● **EXERCISE TASK**
In the listing below, find every line with the string "simulation" and pull it out.

Records from a data collection
_____

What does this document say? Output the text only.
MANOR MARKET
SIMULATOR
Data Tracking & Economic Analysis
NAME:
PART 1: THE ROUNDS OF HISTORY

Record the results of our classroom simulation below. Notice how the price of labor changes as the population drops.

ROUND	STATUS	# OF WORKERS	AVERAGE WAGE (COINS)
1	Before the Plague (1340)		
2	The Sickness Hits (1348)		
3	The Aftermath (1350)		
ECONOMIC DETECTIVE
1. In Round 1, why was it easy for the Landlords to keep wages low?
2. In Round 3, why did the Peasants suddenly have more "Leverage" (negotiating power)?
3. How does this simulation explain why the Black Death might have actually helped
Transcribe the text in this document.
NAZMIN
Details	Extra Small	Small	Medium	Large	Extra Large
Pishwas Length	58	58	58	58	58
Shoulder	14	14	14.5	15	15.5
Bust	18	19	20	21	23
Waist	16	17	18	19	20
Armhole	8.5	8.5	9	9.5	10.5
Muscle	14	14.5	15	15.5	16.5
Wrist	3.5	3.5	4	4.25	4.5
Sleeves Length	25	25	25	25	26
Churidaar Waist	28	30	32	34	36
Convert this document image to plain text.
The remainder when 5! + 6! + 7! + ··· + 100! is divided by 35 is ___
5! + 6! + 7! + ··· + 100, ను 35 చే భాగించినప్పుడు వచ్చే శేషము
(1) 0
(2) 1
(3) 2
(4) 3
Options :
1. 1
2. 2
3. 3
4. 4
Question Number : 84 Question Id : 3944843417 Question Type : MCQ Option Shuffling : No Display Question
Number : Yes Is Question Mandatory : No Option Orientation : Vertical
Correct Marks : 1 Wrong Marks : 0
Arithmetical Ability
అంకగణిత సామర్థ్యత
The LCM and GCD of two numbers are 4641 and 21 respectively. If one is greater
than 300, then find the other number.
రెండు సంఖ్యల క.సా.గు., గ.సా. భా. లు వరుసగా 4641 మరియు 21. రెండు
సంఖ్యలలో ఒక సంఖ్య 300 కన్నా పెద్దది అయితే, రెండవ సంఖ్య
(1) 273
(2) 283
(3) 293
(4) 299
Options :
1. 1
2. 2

_____

● **THE ANSWER**
Record the results of our classroom simulation below. Notice how the price of labor changes as the population drops.
3. How does this simulation explain why the Black Death might have actually helped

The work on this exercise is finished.